> _TASK TO COMPLETE_
All entries must be given again exactly as written.

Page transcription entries

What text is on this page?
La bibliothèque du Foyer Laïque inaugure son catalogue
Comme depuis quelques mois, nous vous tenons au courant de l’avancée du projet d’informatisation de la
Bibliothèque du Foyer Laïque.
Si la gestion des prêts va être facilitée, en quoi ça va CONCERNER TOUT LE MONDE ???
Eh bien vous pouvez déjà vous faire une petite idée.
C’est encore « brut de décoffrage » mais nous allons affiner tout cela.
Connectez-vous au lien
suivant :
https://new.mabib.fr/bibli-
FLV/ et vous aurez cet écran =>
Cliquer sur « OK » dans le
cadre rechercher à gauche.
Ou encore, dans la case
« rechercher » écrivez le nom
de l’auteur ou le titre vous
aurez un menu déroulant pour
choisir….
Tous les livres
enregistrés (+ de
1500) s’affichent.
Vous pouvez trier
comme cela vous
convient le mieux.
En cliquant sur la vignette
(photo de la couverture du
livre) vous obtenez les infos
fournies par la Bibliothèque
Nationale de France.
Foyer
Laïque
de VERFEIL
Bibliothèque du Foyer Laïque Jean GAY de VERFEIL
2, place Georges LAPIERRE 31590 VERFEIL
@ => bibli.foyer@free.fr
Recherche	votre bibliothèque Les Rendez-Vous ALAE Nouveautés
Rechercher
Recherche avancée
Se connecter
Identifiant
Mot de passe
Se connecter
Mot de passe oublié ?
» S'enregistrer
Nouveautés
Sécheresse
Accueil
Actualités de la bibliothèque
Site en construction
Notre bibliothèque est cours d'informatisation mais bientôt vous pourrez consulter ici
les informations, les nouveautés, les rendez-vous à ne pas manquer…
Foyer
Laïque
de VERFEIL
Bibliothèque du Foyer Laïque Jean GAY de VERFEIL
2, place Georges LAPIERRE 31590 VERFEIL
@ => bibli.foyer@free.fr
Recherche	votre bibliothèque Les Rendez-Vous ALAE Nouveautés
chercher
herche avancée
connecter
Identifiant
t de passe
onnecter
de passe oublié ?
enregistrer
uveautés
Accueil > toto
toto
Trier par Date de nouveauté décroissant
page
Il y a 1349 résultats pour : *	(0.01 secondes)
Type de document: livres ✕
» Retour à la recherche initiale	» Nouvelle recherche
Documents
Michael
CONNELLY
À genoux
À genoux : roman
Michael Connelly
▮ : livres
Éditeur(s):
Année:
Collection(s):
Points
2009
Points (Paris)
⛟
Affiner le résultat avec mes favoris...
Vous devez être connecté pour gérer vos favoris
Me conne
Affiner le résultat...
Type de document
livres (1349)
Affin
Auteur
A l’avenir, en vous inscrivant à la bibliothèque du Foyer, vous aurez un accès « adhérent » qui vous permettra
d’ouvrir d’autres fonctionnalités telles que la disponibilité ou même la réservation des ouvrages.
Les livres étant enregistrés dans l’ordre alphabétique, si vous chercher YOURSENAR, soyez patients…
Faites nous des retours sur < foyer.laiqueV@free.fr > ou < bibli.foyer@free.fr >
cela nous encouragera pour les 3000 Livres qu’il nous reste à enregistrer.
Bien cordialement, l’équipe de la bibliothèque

> _SOLVED PROBLEM_
What text is on this page?
La bibliothèque du Foyer Laïque inaugure son catalogue
Comme depuis quelques mois, nous vous tenons au courant de l’avancée du projet d’informatisation de la
Bibliothèque du Foyer Laïque.
Si la gestion des prêts va être facilitée, en quoi ça va CONCERNER TOUT LE MONDE ???
Eh bien vous pouvez déjà vous faire une petite idée.
C’est encore « brut de décoffrage » mais nous allons affiner tout cela.
Connectez-vous au lien
suivant :
https://new.mabib.fr/bibli-
FLV/ et vous aurez cet écran =>
Cliquer sur « OK » dans le
cadre rechercher à gauche.
Ou encore, dans la case
« rechercher » écrivez le nom
de l’auteur ou le titre vous
aurez un menu déroulant pour
choisir….
Tous les livres
enregistrés (+ de
1500) s’affichent.
Vous pouvez trier
comme cela vous
convient le mieux.
En cliquant sur la vignette
(photo de la couverture du
livre) vous obtenez les infos
fournies par la Bibliothèque
Nationale de France.
Foyer
Laïque
de VERFEIL
Bibliothèque du Foyer Laïque Jean GAY de VERFEIL
2, place Georges LAPIERRE 31590 VERFEIL
@ => bibli.foyer@free.fr
Recherche	votre bibliothèque Les Rendez-Vous ALAE Nouveautés
Rechercher
Recherche avancée
Se connecter
Identifiant
Mot de passe
Se connecter
Mot de passe oublié ?
» S'enregistrer
Nouveautés
Sécheresse
Accueil
Actualités de la bibliothèque
Site en construction
Notre bibliothèque est cours d'informatisation mais bientôt vous pourrez consulter ici
les informations, les nouveautés, les rendez-vous à ne pas manquer…
Foyer
Laïque
de VERFEIL
Bibliothèque du Foyer Laïque Jean GAY de VERFEIL
2, place Georges LAPIERRE 31590 VERFEIL
@ => bibli.foyer@free.fr
Recherche	votre bibliothèque Les Rendez-Vous ALAE Nouveautés
chercher
herche avancée
connecter
Identifiant
t de passe
onnecter
de passe oublié ?
enregistrer
uveautés
Accueil > toto
toto
Trier par Date de nouveauté décroissant
page
Il y a 1349 résultats pour : *	(0.01 secondes)
Type de document: livres ✕
» Retour à la recherche initiale	» Nouvelle recherche
Documents
Michael
CONNELLY
À genoux
À genoux : roman
Michael Connelly
▮ : livres
Éditeur(s):
Année:
Collection(s):
Points
2009
Points (Paris)
⛟
Affiner le résultat avec mes favoris...
Vous devez être connecté pour gérer vos favoris
Me conne
Affiner le résultat...
Type de document
livres (1349)
Affin
Auteur
A l’avenir, en vous inscrivant à la bibliothèque du Foyer, vous aurez un accès « adhérent » qui vous permettra
d’ouvrir d’autres fonctionnalités telles que la disponibilité ou même la réservation des ouvrages.
Les livres étant enregistrés dans l’ordre alphabétique, si vous chercher YOURSENAR, soyez patients…
Faites nous des retours sur < foyer.laiqueV@free.fr > ou < bibli.foyer@free.fr >
cela nous encouragera pour les 3000 Livres qu’il nous reste à enregistrer.
Bien cordialement, l’équipe de la bibliothèque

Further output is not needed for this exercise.